Problem to work on: Provide the data again in its entirety, exactly as given.

## START

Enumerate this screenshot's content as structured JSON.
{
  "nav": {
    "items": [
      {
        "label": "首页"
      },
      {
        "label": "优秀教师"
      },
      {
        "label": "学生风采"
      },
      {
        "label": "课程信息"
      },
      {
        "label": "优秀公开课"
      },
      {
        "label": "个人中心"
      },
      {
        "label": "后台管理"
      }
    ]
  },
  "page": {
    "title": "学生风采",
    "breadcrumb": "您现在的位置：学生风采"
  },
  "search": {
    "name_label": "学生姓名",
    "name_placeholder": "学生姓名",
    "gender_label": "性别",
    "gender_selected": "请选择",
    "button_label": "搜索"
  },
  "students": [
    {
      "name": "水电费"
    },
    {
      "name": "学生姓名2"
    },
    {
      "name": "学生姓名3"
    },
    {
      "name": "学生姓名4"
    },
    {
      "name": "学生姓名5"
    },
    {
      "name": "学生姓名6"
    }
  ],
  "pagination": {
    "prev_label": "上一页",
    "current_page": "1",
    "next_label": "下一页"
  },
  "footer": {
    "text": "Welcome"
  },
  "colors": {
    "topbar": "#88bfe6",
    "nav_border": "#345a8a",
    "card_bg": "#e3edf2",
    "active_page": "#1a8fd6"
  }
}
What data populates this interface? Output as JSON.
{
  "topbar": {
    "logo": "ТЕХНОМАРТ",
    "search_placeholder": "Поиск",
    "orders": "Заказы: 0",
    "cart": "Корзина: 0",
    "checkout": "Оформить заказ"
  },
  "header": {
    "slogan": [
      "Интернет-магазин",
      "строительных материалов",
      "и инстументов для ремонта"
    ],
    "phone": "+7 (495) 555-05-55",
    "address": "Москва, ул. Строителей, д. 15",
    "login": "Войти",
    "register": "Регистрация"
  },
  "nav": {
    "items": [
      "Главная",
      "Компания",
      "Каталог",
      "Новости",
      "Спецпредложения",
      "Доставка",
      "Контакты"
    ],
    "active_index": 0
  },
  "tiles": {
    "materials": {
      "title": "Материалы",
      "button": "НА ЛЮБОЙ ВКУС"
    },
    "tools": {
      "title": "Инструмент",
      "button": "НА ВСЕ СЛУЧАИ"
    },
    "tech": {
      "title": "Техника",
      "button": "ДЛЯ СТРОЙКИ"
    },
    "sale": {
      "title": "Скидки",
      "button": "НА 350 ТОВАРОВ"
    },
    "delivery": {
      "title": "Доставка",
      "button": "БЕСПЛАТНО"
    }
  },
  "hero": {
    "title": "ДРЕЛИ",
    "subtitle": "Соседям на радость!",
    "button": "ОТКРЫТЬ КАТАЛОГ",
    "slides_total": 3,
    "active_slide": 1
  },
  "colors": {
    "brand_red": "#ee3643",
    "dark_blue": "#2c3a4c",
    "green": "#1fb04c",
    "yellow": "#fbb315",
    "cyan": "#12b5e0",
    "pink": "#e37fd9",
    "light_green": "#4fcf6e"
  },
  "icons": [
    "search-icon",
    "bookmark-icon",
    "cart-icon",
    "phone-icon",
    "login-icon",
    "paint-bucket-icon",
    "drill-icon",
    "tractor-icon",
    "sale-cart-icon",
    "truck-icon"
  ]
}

## END

Answer to the task:
Enumerate this screenshot's content as structured JSON.
{
  "nav": {
    "items": [
      {
        "label": "首页"
      },
      {
        "label": "优秀教师"
      },
      {
        "label": "学生风采"
      },
      {
        "label": "课程信息"
      },
      {
        "label": "优秀公开课"
      },
      {
        "label": "个人中心"
      },
      {
        "label": "后台管理"
      }
    ]
  },
  "page": {
    "title": "学生风采",
    "breadcrumb": "您现在的位置：学生风采"
  },
  "search": {
    "name_label": "学生姓名",
    "name_placeholder": "学生姓名",
    "gender_label": "性别",
    "gender_selected": "请选择",
    "button_label": "搜索"
  },
  "students": [
    {
      "name": "水电费"
    },
    {
      "name": "学生姓名2"
    },
    {
      "name": "学生姓名3"
    },
    {
      "name": "学生姓名4"
    },
    {
      "name": "学生姓名5"
    },
    {
      "name": "学生姓名6"
    }
  ],
  "pagination": {
    "prev_label": "上一页",
    "current_page": "1",
    "next_label": "下一页"
  },
  "footer": {
    "text": "Welcome"
  },
  "colors": {
    "topbar": "#88bfe6",
    "nav_border": "#345a8a",
    "card_bg": "#e3edf2",
    "active_page": "#1a8fd6"
  }
}
What data populates this interface? Output as JSON.
{
  "topbar": {
    "logo": "ТЕХНОМАРТ",
    "search_placeholder": "Поиск",
    "orders": "Заказы: 0",
    "cart": "Корзина: 0",
    "checkout": "Оформить заказ"
  },
  "header": {
    "slogan": [
      "Интернет-магазин",
      "строительных материалов",
      "и инстументов для ремонта"
    ],
    "phone": "+7 (495) 555-05-55",
    "address": "Москва, ул. Строителей, д. 15",
    "login": "Войти",
    "register": "Регистрация"
  },
  "nav": {
    "items": [
      "Главная",
      "Компания",
      "Каталог",
      "Новости",
      "Спецпредложения",
      "Доставка",
      "Контакты"
    ],
    "active_index": 0
  },
  "tiles": {
    "materials": {
      "title": "Материалы",
      "button": "НА ЛЮБОЙ ВКУС"
    },
    "tools": {
      "title": "Инструмент",
      "button": "НА ВСЕ СЛУЧАИ"
    },
    "tech": {
      "title": "Техника",
      "button": "ДЛЯ СТРОЙКИ"
    },
    "sale": {
      "title": "Скидки",
      "button": "НА 350 ТОВАРОВ"
    },
    "delivery": {
      "title": "Доставка",
      "button": "БЕСПЛАТНО"
    }
  },
  "hero": {
    "title": "ДРЕЛИ",
    "subtitle": "Соседям на радость!",
    "button": "ОТКРЫТЬ КАТАЛОГ",
    "slides_total": 3,
    "active_slide": 1
  },
  "colors": {
    "brand_red": "#ee3643",
    "dark_blue": "#2c3a4c",
    "green": "#1fb04c",
    "yellow": "#fbb315",
    "cyan": "#12b5e0",
    "pink": "#e37fd9",
    "light_green": "#4fcf6e"
  },
  "icons": [
    "search-icon",
    "bookmark-icon",
    "cart-icon",
    "phone-icon",
    "login-icon",
    "paint-bucket-icon",
    "drill-icon",
    "tractor-icon",
    "sale-cart-icon",
    "truck-icon"
  ]
}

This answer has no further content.